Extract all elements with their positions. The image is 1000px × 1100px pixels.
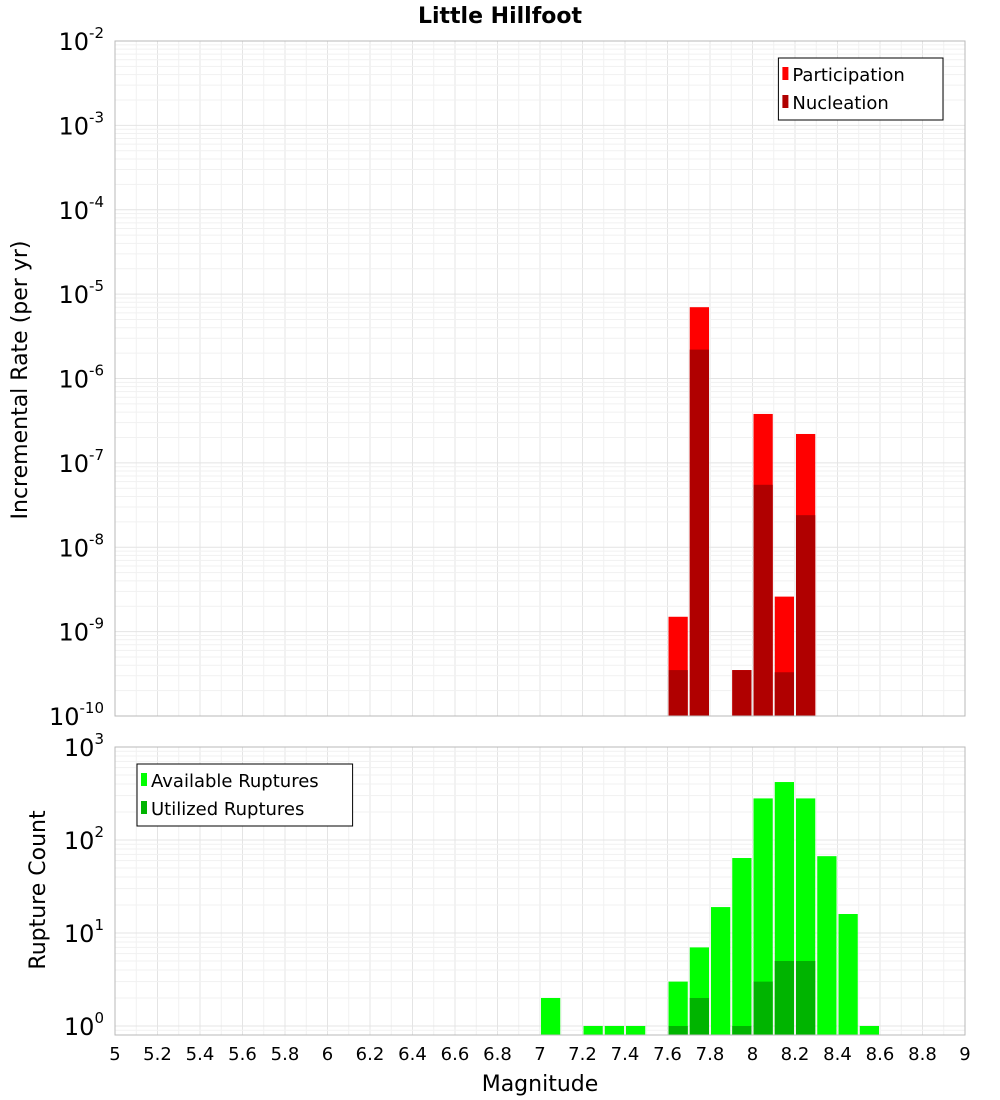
- plot-frame: [114, 746, 966, 1036]
- x-tick-label: 7.4: [611, 1044, 640, 1065]
- x-tick-label: 5.2: [143, 1044, 172, 1065]
- series-1-bar: [817, 856, 837, 1035]
- plot-panel-1: 10-10 10-9 10-8 10-7 10-6 10-5 10-4 10-3 10-2 Par…: [49, 24, 966, 731]
- legend-swatch: [782, 95, 789, 108]
- legend-swatch: [141, 773, 147, 786]
- y-tick-label: 102: [64, 823, 104, 855]
- x-tick-label: 7.2: [568, 1044, 597, 1065]
- series-1-bar: [583, 1025, 603, 1035]
- legend-label: Participation: [792, 65, 904, 86]
- x-tick-label: 8: [747, 1044, 758, 1065]
- legend-label: Nucleation: [792, 93, 888, 114]
- series-1-bar: [711, 907, 731, 1035]
- x-tick-label: 6: [322, 1044, 333, 1065]
- series-2-bar: [774, 960, 794, 1035]
- legend: Available Ruptures Utilized Ruptures: [136, 763, 354, 827]
- y-tick-label: 103: [64, 730, 104, 762]
- x-tick-label: 6.6: [441, 1044, 470, 1065]
- x-tick-label: 5.8: [271, 1044, 300, 1065]
- x-axis-label: Magnitude: [482, 1072, 599, 1097]
- legend-swatch: [141, 801, 147, 814]
- legend-box: [777, 57, 944, 121]
- series-2-bar: [753, 484, 773, 716]
- series-2-bar: [732, 1025, 752, 1035]
- y-tick-label: 10-2: [58, 24, 104, 56]
- y-tick-label: 100: [64, 1009, 104, 1041]
- series-2-bar: [689, 997, 709, 1035]
- series-2-bar: [753, 981, 773, 1035]
- legend-label: Utilized Ruptures: [151, 799, 304, 820]
- series-1-bar: [604, 1025, 624, 1035]
- bottom-y-axis-label: Rupture Count: [26, 810, 51, 970]
- y-tick-label: 10-9: [58, 615, 104, 647]
- x-tick-label: 9: [959, 1044, 970, 1065]
- y-tick-label: 10-10: [49, 699, 104, 731]
- x-tick-label: 5.4: [186, 1044, 215, 1065]
- x-tick-label: 7.6: [653, 1044, 682, 1065]
- legend-box: [136, 763, 354, 827]
- series-2-bar: [796, 960, 816, 1035]
- x-tick-label: 8.2: [781, 1044, 810, 1065]
- series-1-bar: [626, 1025, 646, 1035]
- series-1-bar: [668, 981, 688, 1035]
- series-2-bar: [668, 670, 688, 716]
- y-tick-label: 10-5: [58, 277, 104, 309]
- series-2-bar: [774, 672, 794, 716]
- series-2-bar: [732, 670, 752, 716]
- plot-frame: [114, 40, 966, 717]
- chart-title: Little Hillfoot: [418, 4, 583, 29]
- y-tick-label: 10-8: [58, 530, 104, 562]
- y-tick-label: 10-7: [58, 446, 104, 478]
- x-tick-label: 7: [534, 1044, 545, 1065]
- x-tick-label: 6.2: [356, 1044, 385, 1065]
- series-2-bar: [668, 1025, 688, 1035]
- x-tick-label: 8.6: [866, 1044, 895, 1065]
- series-1-bar: [859, 1025, 879, 1035]
- series-1-bar: [541, 997, 561, 1035]
- legend-label: Available Ruptures: [151, 771, 319, 792]
- x-tick-label: 8.8: [908, 1044, 937, 1065]
- x-tick-label: 5: [109, 1044, 120, 1065]
- x-tick-label: 7.8: [696, 1044, 725, 1065]
- plot-panel-2: 100 101 102 103 5 5.2 5.4 5.6 5.8 6 6.2 6.4 6.6 6.8 7 7…: [64, 730, 971, 1065]
- y-tick-label: 10-4: [58, 193, 104, 225]
- y-tick-label: 101: [64, 916, 104, 948]
- series-2-bar: [796, 515, 816, 716]
- series-1-bar: [838, 914, 858, 1035]
- y-tick-label: 10-3: [58, 108, 104, 140]
- x-tick-label: 6.8: [483, 1044, 512, 1065]
- series-1-bar: [753, 798, 773, 1035]
- x-tick-label: 5.6: [228, 1044, 257, 1065]
- legend: Participation Nucleation: [777, 57, 944, 121]
- x-tick-label: 6.4: [398, 1044, 427, 1065]
- series-2-bar: [689, 349, 709, 716]
- x-tick-label: 8.4: [823, 1044, 852, 1065]
- legend-swatch: [782, 67, 789, 80]
- top-y-axis-label: Incremental Rate (per yr): [8, 241, 33, 520]
- series-1-bar: [732, 858, 752, 1035]
- y-tick-label: 10-6: [58, 362, 104, 394]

* * * * * * *

→ **WHAT IS EXPECTED**
List the lines in JSON as an array of strings, one string per line and no blank lines, starting with the line containing "- plot-frame: [114, 746, 966, 1036]" and going on through the line containing "- plot-panel-1: 10-10", both included.

→ **RESPONSE FOR THIS EXERCISE**
[
  "- plot-frame: [114, 746, 966, 1036]",
  "- x-tick-label: 7.4: [611, 1044, 640, 1065]",
  "- x-tick-label: 5.2: [143, 1044, 172, 1065]",
  "- series-1-bar: [817, 856, 837, 1035]",
  "- plot-panel-1: 10-10 10-9 10-8 10-7 10-6 10-5 10-4 10-3 10-2 Par…: [49, 24, 966, 731]"
]